-- START Records for this exercise --

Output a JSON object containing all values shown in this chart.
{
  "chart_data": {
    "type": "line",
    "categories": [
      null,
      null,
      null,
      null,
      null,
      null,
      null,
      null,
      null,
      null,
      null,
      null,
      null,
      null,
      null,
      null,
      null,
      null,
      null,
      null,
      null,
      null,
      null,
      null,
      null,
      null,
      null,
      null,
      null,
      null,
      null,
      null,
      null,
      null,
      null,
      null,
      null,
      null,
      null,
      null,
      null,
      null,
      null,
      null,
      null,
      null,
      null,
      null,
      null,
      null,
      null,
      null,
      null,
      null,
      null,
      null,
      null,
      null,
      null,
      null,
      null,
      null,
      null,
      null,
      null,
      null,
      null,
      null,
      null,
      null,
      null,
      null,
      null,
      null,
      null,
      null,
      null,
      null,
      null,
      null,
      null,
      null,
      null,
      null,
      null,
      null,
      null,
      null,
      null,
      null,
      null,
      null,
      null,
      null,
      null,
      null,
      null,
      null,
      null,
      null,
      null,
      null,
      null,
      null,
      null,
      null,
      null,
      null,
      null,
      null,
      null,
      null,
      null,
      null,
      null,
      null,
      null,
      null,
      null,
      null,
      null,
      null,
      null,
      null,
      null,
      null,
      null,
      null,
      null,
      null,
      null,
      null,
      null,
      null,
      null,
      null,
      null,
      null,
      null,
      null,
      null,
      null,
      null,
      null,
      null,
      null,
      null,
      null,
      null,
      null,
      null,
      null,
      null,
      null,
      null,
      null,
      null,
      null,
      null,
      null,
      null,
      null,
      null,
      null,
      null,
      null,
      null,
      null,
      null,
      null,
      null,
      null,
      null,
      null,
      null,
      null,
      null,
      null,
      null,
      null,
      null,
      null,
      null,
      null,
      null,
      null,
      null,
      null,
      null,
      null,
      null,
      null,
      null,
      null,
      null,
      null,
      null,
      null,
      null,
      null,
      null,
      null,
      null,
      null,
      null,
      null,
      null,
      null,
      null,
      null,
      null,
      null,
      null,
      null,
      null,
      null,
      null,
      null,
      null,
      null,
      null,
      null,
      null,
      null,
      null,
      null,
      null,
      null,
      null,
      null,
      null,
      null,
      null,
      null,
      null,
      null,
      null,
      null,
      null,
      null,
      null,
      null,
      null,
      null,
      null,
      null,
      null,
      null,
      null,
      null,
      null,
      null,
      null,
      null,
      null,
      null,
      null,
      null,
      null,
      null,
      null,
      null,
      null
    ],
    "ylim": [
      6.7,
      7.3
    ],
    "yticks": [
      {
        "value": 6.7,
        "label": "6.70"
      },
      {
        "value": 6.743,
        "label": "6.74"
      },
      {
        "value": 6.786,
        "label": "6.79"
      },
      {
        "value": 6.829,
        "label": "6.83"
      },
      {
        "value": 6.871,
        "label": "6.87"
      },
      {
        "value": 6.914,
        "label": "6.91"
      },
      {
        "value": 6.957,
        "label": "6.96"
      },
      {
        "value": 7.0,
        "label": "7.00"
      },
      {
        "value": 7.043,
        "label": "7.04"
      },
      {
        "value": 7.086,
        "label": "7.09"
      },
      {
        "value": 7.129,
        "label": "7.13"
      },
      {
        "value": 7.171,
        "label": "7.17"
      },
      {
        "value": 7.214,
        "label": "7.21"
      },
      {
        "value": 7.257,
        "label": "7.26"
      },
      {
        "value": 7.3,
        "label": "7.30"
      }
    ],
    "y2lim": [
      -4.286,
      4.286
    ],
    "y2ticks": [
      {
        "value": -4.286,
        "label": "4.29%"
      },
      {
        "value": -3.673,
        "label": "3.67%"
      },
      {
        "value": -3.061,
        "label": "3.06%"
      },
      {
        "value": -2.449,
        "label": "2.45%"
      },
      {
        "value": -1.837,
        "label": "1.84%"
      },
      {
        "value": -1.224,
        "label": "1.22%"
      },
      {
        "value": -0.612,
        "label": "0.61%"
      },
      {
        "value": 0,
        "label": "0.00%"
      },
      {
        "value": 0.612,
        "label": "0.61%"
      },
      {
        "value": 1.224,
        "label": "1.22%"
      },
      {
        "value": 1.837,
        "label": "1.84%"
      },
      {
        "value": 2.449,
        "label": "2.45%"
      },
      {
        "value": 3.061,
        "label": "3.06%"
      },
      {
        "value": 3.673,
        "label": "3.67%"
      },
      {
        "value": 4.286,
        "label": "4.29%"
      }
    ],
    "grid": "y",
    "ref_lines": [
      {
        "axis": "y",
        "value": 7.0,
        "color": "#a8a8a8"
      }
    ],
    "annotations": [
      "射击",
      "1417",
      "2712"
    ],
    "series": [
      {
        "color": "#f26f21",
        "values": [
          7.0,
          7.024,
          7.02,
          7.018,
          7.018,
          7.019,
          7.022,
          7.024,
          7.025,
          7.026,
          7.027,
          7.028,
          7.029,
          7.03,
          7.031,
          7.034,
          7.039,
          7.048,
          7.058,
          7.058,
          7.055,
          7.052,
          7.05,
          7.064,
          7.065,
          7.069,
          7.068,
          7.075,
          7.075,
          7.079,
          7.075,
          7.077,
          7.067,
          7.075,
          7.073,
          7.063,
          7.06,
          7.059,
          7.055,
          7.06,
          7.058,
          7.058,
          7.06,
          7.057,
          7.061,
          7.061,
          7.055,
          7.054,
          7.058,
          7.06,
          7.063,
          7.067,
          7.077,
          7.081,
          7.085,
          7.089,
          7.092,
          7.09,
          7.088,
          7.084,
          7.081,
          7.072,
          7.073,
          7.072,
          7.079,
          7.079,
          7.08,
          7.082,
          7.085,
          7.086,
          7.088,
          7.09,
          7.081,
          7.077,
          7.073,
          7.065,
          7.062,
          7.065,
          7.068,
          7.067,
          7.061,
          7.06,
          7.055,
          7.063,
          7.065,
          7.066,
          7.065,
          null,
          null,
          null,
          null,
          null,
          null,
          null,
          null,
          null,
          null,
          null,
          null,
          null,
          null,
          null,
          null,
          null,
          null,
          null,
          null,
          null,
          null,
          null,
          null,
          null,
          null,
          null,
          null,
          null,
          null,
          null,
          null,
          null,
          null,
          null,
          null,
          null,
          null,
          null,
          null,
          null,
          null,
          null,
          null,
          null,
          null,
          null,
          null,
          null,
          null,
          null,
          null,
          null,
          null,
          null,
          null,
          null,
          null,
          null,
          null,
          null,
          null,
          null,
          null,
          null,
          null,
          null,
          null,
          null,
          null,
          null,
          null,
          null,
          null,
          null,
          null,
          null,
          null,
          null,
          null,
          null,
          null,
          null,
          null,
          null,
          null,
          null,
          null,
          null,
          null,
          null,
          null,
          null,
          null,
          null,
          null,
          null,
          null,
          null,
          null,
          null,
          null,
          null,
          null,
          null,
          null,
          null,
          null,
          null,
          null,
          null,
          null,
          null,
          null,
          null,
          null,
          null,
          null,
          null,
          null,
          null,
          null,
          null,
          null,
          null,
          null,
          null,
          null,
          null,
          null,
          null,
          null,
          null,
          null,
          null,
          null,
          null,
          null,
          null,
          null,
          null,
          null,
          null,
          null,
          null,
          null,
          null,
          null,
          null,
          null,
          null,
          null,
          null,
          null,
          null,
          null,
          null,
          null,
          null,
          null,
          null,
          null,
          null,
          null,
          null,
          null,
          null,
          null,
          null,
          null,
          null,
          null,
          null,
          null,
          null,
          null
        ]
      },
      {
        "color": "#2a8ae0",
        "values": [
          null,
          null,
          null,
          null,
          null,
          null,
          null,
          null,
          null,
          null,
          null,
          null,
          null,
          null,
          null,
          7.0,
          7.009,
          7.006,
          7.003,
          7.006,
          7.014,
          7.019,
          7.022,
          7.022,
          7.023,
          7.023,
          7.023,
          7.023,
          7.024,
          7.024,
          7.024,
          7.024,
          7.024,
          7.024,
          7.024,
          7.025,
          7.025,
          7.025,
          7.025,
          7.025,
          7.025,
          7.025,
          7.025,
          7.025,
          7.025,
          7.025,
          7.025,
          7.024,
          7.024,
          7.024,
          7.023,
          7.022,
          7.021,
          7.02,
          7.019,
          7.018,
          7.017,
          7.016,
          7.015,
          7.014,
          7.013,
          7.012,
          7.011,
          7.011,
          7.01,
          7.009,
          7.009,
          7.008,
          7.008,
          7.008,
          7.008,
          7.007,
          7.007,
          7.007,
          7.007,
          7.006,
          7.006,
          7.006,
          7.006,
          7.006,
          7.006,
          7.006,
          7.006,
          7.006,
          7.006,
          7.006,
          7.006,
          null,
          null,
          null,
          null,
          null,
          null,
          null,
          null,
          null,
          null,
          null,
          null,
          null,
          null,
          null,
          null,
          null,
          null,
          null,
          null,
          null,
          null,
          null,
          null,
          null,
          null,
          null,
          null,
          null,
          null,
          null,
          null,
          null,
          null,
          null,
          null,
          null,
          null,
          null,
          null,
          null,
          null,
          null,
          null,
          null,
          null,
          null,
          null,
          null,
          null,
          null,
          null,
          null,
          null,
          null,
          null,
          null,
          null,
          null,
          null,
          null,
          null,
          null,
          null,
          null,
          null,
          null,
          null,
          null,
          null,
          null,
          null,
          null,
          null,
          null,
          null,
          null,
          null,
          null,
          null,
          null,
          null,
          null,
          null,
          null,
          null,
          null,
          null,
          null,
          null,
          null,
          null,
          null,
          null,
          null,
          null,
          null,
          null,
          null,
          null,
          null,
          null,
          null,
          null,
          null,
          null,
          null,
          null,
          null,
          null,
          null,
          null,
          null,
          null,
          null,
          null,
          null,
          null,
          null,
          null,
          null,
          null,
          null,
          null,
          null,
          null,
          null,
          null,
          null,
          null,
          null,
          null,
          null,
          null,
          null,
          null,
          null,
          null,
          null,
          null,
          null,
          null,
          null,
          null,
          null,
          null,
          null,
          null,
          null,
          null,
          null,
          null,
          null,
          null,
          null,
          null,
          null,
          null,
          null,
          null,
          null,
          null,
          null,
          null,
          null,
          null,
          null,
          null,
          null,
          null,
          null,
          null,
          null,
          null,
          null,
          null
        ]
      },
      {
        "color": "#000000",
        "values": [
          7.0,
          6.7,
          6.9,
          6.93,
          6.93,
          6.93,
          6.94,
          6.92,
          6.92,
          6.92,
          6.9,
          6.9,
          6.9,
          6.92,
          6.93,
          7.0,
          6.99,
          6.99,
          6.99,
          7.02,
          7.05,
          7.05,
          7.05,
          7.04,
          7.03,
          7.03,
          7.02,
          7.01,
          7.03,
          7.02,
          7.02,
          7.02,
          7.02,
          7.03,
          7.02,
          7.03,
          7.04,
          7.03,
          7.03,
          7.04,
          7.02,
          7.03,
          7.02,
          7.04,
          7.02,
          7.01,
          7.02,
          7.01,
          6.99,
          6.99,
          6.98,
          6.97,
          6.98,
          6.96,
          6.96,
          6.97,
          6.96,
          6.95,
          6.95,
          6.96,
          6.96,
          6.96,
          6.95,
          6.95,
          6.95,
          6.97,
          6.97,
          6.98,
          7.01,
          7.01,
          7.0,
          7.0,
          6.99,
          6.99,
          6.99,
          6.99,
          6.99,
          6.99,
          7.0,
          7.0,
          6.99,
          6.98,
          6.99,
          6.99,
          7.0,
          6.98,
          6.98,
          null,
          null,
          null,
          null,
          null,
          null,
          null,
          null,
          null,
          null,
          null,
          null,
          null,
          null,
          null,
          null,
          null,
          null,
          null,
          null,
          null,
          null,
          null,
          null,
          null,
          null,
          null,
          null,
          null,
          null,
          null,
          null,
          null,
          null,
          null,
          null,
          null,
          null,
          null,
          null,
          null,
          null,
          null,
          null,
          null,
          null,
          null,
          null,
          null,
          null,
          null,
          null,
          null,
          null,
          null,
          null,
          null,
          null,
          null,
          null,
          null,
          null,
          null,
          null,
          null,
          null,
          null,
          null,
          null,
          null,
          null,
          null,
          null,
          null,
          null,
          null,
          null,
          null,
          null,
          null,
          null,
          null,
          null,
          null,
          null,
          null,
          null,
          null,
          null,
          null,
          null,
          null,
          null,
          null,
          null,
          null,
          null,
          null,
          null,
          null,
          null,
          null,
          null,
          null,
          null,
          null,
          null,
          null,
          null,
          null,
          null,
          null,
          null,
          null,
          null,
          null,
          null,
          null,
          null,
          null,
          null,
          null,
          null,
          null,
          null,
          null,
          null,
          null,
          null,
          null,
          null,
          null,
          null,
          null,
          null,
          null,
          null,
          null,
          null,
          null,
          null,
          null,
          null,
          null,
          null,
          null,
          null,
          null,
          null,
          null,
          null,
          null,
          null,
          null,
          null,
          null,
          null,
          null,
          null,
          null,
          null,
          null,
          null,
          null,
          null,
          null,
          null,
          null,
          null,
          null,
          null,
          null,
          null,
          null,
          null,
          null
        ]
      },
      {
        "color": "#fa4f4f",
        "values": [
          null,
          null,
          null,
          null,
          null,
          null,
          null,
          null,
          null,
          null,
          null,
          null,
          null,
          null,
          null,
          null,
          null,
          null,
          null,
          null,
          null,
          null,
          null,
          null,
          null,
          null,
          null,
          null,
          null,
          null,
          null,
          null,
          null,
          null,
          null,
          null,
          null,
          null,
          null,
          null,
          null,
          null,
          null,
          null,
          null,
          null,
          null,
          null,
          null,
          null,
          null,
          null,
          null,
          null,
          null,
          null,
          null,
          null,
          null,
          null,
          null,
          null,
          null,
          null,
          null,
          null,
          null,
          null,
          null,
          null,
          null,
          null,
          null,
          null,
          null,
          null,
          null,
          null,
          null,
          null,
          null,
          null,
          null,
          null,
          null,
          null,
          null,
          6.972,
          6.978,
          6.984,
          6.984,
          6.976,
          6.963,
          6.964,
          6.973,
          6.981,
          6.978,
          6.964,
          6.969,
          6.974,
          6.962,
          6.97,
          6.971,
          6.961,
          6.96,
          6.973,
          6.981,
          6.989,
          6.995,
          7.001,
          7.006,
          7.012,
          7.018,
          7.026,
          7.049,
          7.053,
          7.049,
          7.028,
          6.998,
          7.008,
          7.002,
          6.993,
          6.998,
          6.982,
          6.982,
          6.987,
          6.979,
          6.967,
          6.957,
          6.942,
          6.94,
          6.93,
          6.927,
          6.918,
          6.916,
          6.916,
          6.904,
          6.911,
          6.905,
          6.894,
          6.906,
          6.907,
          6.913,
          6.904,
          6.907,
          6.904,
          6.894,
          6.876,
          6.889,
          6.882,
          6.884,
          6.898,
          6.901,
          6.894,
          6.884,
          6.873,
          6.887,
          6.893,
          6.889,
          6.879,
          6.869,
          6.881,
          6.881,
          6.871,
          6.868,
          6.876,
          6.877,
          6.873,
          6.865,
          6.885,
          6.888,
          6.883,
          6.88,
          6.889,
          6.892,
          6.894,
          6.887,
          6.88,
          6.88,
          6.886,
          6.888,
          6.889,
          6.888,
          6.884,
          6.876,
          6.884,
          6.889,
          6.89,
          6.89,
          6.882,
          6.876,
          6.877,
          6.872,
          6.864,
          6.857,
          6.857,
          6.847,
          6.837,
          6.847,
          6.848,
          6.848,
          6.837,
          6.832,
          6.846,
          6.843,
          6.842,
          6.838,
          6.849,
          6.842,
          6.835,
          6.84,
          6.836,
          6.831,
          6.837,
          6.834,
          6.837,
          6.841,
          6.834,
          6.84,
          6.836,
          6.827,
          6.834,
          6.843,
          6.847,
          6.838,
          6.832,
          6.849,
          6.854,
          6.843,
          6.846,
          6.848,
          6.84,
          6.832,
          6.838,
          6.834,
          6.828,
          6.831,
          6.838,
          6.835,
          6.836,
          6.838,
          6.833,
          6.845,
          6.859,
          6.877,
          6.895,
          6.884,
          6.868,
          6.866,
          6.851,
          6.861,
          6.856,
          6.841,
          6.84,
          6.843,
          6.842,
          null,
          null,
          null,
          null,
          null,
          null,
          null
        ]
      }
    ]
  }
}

-- END Records for this exercise --

What is needed —
In the listing above, find the lines holding the word "color" and copy them.

Response to this task —
        "color": "#a8a8a8"
        "color": "#f26f21",
        "color": "#2a8ae0",
        "color": "#000000",
        "color": "#fa4f4f",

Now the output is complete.